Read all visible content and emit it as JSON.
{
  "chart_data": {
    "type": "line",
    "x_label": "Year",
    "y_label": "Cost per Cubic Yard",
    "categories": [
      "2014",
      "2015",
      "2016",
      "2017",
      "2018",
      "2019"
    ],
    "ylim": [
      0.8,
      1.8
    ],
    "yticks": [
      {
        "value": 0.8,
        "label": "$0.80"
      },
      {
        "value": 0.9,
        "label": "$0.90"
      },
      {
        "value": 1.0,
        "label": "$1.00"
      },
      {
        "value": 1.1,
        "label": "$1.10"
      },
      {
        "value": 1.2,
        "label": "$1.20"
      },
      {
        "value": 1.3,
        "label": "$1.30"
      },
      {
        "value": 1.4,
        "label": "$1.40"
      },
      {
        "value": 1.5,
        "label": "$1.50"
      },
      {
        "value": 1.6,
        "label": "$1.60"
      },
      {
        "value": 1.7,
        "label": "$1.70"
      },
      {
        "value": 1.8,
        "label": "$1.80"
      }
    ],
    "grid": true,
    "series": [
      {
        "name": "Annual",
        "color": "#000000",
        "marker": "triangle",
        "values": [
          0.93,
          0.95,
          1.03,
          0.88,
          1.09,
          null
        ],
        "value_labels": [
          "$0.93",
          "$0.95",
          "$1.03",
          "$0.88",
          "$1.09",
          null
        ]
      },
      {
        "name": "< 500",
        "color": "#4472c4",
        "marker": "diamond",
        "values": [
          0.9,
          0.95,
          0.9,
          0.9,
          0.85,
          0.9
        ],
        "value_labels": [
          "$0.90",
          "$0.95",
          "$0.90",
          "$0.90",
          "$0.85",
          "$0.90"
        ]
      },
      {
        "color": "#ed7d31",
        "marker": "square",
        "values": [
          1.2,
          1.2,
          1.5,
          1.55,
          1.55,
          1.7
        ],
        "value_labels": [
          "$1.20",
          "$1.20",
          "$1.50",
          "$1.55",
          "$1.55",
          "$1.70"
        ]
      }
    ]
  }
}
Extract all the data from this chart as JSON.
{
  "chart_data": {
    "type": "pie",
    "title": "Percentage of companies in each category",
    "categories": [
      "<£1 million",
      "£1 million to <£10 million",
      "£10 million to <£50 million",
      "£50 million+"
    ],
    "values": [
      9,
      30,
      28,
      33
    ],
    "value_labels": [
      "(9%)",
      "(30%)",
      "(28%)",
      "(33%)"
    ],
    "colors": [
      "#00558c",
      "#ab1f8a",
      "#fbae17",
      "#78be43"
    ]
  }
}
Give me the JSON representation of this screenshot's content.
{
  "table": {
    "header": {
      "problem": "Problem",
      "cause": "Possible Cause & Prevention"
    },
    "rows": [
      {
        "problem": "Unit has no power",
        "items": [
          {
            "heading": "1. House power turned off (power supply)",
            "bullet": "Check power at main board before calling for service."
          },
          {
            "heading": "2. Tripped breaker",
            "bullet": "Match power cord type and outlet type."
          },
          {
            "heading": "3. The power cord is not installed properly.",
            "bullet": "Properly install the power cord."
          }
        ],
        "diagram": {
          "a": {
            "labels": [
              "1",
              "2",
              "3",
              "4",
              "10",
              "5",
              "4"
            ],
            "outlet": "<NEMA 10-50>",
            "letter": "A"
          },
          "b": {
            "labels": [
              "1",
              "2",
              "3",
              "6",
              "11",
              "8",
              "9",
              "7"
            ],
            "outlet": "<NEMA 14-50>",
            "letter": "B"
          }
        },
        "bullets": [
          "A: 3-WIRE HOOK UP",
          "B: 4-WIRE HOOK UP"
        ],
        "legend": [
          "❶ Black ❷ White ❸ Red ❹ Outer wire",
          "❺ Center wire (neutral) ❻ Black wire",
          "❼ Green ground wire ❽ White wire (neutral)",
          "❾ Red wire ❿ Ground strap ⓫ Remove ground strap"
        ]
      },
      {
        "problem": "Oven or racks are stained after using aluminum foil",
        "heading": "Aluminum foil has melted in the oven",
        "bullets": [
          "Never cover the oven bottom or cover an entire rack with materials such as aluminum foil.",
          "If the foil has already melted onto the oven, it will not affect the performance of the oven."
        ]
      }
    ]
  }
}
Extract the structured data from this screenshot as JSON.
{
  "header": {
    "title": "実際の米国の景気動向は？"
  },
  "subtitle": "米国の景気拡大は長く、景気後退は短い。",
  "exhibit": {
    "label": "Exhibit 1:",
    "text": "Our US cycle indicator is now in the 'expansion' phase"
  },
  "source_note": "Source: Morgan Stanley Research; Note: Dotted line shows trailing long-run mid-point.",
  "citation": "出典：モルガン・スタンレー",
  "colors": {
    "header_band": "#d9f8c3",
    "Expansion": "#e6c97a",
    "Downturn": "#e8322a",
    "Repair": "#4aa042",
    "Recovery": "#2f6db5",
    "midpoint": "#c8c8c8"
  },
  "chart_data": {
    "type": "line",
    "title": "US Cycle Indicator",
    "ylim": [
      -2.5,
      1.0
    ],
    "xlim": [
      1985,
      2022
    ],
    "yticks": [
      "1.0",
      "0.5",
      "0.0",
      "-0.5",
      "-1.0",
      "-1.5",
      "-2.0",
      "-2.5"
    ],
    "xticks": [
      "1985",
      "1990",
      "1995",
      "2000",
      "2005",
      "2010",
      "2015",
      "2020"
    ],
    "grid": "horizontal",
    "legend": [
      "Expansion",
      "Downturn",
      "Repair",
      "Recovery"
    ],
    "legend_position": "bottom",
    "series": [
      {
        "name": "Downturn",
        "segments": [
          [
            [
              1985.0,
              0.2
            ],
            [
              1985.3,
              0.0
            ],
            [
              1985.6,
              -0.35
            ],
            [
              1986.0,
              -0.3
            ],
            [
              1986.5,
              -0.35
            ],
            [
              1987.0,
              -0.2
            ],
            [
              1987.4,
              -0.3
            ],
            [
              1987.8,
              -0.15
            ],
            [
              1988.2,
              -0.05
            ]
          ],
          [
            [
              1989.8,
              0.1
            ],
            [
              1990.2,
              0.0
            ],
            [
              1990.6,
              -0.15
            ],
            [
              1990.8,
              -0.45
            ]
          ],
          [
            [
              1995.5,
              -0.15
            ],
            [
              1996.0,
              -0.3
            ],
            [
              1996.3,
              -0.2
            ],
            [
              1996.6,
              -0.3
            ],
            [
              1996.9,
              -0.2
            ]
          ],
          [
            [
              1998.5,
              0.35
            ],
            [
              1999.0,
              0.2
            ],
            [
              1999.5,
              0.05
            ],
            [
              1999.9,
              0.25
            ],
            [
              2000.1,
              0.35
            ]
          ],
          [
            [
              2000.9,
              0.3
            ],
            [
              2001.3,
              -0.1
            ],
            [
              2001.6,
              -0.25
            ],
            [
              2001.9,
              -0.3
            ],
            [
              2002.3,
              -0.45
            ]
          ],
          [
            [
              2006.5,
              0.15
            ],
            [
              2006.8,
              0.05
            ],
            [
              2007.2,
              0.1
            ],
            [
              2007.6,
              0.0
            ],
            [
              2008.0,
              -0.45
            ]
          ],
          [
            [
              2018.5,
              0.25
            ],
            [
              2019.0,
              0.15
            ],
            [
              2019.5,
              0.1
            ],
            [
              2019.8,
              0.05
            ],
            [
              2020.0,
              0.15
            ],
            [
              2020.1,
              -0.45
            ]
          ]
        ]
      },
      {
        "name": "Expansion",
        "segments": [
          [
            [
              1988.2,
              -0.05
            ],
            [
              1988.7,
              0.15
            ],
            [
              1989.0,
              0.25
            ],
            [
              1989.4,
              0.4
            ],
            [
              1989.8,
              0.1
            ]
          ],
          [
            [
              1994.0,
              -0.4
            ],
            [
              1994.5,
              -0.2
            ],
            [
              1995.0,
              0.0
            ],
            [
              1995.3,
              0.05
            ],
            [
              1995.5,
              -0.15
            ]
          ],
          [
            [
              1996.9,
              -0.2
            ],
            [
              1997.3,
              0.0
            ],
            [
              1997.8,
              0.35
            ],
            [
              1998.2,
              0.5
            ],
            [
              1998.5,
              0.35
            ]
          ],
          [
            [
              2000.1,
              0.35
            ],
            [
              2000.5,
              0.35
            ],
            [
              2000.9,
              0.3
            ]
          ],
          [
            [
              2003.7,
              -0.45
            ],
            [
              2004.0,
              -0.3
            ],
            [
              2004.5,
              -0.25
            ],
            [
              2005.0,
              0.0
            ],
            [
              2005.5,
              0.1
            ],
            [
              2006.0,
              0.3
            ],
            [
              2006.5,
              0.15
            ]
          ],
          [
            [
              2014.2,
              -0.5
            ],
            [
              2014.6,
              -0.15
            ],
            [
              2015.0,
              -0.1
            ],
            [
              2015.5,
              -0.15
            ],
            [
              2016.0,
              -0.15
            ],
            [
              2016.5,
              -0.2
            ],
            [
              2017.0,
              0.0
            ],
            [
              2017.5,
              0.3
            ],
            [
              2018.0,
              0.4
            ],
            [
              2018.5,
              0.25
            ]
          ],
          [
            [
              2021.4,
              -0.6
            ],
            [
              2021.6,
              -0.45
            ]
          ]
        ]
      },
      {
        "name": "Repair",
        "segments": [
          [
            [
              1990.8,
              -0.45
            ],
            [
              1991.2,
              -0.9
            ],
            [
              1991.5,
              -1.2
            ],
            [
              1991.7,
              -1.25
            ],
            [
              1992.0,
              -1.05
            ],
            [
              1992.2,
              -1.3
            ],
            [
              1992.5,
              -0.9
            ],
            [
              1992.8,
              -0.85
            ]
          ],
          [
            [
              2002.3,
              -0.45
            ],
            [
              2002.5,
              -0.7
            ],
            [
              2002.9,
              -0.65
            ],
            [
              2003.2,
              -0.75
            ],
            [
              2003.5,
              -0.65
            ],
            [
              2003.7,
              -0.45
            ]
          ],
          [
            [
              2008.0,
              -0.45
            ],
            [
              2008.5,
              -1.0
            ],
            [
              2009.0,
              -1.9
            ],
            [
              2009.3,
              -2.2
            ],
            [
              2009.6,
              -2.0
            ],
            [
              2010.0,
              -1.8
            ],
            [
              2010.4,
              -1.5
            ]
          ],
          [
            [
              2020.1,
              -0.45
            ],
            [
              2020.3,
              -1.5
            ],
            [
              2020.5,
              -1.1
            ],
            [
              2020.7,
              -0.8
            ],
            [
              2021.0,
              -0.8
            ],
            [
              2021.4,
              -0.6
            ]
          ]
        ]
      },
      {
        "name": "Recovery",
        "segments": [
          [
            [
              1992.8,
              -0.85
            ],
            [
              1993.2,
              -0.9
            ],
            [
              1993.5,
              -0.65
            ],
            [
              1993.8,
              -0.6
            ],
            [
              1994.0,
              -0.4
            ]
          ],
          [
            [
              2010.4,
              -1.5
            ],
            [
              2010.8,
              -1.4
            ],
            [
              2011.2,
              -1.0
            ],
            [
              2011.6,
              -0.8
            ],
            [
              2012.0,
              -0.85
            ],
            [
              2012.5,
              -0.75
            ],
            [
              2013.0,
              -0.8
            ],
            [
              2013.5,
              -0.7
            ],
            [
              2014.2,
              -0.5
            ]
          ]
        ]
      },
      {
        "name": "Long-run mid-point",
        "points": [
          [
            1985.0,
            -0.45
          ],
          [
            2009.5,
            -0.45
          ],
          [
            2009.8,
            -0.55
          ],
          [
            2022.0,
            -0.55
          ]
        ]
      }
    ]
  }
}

........

** EXERCISE PROMPT **
Where does the word "type" appear in the listing? List each line that holds it.

** EXPECTED ANSWER **
    "type": "line",
    "type": "pie",
            "bullet": "Match power cord type and outlet type."
    "type": "line",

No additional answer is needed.